What is asked — In the listing below, identify each line with the word "flexible" and return those lines.

Dataset items —
· · ·

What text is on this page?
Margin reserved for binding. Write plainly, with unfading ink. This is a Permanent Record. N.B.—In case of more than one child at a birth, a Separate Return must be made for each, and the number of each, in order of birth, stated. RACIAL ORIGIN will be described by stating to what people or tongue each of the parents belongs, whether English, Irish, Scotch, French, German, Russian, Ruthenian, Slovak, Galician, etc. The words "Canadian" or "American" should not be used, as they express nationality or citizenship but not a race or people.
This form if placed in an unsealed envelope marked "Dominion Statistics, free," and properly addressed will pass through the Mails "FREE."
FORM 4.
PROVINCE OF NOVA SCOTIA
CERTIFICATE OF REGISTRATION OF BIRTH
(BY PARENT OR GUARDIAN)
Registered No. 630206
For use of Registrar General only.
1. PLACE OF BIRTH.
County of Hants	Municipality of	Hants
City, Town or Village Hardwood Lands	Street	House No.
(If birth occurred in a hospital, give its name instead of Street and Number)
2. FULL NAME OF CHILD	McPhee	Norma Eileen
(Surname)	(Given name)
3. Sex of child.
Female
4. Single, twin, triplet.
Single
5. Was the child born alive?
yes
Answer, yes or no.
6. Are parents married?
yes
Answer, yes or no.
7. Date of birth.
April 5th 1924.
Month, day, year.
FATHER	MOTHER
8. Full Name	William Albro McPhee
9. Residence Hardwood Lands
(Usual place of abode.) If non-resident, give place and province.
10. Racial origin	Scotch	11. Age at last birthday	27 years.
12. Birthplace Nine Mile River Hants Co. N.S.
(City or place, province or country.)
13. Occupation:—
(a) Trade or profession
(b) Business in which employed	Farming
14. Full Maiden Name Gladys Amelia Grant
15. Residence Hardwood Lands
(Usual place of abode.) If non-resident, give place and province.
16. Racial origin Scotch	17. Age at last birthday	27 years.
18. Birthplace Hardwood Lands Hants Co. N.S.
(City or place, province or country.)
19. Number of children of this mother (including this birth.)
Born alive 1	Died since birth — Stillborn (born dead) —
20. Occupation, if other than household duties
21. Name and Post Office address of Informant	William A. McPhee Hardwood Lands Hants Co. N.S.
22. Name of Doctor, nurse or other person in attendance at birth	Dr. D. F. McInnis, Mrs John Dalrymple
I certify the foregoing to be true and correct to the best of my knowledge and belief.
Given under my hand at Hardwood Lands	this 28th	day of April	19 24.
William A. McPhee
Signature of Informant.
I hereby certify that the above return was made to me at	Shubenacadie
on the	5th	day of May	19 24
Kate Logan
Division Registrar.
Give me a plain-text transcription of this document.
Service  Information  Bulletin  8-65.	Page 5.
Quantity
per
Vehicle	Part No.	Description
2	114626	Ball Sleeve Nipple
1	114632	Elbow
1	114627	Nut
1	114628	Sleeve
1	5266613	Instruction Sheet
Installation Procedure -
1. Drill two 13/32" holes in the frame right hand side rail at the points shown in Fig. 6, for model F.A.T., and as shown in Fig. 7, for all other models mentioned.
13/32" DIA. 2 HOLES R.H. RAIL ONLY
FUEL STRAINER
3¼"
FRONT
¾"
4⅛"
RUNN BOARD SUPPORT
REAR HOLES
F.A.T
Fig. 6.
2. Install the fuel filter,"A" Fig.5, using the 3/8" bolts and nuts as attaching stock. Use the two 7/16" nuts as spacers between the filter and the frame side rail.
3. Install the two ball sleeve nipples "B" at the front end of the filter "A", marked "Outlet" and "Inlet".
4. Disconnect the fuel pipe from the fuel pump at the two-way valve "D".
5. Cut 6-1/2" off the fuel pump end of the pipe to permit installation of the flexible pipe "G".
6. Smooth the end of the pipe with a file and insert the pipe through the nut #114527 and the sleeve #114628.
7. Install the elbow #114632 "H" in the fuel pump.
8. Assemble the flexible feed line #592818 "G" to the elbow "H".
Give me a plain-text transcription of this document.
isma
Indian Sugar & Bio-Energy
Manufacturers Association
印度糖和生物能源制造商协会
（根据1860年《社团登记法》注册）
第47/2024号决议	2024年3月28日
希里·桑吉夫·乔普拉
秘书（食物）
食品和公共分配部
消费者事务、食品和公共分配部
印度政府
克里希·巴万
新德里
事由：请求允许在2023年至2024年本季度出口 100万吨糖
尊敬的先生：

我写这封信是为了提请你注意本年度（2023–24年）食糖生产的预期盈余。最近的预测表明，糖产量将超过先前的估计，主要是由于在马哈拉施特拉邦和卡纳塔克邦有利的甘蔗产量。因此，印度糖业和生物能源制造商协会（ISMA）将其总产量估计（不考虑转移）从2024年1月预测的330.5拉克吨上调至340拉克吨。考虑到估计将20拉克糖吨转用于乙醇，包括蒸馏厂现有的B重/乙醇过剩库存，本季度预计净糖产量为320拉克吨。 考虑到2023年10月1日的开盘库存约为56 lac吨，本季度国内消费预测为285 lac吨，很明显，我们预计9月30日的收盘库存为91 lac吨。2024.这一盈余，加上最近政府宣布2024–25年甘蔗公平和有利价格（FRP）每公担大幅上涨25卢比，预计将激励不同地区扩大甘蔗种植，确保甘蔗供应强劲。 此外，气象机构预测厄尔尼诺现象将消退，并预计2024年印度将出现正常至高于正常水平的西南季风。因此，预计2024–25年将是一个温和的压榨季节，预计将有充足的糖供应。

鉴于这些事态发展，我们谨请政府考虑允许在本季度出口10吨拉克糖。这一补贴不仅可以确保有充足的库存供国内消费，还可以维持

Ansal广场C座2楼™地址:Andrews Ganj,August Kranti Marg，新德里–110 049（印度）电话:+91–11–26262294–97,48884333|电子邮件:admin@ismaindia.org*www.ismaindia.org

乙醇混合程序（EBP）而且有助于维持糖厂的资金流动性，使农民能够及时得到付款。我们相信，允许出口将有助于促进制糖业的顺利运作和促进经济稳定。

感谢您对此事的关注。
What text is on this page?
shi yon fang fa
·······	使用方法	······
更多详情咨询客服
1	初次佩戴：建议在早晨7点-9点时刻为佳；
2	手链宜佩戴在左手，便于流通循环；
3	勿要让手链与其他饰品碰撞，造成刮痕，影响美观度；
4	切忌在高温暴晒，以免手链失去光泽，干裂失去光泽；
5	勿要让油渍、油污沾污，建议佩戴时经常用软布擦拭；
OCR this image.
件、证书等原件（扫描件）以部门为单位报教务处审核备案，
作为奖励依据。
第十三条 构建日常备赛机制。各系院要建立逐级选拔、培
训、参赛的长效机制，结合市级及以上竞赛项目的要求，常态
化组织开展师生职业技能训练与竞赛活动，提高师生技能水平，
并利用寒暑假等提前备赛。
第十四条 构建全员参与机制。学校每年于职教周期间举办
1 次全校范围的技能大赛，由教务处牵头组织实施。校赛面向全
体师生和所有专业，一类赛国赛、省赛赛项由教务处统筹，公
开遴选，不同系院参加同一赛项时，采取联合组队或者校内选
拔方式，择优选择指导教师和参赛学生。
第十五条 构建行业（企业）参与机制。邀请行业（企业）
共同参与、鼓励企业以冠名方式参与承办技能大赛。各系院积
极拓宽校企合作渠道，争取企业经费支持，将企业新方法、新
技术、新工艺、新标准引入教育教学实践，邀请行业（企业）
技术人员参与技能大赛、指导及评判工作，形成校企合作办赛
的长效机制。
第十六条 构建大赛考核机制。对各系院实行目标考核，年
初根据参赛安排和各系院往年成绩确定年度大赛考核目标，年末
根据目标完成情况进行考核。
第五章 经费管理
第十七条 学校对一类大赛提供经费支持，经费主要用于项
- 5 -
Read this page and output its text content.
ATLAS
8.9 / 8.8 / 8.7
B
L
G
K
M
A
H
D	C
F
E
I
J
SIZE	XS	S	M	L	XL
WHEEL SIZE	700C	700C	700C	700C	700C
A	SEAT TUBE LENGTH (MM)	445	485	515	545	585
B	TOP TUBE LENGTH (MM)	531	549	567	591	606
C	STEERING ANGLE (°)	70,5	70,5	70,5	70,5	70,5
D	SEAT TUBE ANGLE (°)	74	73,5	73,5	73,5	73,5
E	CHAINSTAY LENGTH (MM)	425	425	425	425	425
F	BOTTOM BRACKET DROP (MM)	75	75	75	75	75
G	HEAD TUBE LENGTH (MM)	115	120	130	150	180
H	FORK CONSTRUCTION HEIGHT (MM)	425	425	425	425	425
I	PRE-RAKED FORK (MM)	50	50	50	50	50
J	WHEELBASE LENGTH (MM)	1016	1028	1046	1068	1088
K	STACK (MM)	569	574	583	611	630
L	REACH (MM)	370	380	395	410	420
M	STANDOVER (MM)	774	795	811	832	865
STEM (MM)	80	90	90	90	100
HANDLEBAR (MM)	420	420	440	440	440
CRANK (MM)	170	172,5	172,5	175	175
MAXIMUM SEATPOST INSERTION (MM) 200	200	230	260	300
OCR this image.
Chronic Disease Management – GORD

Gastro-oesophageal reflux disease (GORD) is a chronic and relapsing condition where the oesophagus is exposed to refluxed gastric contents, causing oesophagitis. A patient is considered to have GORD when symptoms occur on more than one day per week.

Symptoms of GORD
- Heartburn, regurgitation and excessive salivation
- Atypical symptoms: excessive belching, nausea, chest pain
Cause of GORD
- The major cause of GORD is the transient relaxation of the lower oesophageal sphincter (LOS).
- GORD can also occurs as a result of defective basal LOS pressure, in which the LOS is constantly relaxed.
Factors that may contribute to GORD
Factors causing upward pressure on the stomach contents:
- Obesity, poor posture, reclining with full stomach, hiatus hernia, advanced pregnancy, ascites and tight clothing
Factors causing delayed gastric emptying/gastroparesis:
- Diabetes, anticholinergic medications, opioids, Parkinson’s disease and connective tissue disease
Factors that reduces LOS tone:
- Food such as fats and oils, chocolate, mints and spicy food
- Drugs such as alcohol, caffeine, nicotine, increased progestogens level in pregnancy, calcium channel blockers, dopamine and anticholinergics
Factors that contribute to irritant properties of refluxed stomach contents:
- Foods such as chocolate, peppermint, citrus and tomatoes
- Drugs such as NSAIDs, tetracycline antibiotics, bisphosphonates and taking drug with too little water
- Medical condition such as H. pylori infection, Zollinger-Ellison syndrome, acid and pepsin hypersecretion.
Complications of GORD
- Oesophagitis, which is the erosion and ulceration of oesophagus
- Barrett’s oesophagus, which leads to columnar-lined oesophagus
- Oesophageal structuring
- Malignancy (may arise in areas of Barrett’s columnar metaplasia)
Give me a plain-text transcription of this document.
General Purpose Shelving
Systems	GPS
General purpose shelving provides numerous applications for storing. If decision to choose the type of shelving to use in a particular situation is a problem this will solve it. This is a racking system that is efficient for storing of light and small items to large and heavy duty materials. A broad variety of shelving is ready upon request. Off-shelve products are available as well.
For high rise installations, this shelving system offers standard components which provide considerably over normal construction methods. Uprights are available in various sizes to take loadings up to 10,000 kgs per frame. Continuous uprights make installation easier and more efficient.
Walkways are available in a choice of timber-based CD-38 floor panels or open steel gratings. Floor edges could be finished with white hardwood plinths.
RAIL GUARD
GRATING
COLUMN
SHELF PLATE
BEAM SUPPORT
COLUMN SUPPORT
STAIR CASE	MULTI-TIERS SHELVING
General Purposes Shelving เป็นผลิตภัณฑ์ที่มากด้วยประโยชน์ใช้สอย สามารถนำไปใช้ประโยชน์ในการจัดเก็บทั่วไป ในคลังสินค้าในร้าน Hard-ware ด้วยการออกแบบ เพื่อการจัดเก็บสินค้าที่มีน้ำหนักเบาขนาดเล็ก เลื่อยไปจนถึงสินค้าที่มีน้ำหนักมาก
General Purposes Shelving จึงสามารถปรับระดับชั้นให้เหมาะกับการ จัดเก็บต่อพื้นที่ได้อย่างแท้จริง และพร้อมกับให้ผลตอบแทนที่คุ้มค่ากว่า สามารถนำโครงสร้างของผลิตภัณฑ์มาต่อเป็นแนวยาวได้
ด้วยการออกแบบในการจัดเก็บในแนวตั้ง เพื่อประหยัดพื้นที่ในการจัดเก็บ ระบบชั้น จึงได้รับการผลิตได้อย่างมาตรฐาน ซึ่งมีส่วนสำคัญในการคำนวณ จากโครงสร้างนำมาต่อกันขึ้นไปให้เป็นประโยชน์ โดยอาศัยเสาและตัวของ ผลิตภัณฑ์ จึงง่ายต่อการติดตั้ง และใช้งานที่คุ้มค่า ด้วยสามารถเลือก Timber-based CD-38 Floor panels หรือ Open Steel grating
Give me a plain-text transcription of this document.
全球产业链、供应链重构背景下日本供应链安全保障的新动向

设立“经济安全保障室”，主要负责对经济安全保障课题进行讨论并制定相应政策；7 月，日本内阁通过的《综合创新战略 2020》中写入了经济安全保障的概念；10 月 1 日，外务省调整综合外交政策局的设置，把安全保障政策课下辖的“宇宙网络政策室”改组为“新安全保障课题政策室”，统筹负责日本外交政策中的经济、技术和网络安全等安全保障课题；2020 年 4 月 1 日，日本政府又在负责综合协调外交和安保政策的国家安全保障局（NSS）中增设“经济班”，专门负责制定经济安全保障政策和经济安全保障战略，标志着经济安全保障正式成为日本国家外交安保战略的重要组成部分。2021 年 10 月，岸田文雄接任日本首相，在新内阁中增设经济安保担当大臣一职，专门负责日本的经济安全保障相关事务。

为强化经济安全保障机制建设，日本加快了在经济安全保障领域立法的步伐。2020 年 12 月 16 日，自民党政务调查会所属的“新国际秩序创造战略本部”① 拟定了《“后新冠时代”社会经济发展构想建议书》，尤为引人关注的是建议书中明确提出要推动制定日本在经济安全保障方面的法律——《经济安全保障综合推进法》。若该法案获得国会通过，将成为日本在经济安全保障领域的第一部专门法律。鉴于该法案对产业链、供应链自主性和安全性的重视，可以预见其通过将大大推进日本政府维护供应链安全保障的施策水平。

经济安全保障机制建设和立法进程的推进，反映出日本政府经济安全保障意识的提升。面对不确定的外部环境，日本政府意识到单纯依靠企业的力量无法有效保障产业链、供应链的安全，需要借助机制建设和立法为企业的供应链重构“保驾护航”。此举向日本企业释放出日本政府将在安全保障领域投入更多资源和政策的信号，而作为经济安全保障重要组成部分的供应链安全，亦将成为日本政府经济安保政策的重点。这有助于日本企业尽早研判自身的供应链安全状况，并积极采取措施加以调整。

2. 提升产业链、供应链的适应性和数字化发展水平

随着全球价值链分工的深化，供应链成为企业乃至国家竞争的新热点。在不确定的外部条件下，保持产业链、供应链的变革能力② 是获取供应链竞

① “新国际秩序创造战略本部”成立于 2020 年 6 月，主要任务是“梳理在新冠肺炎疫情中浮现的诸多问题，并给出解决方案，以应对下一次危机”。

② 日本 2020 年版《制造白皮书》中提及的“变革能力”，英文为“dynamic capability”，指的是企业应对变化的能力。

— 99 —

· · ·

Full response —
5. Cut 6-1/2" off the fuel pump end of the pipe to permit installation of the flexible pipe "G".
8. Assemble the flexible feed line #592818 "G" to the elbow "H".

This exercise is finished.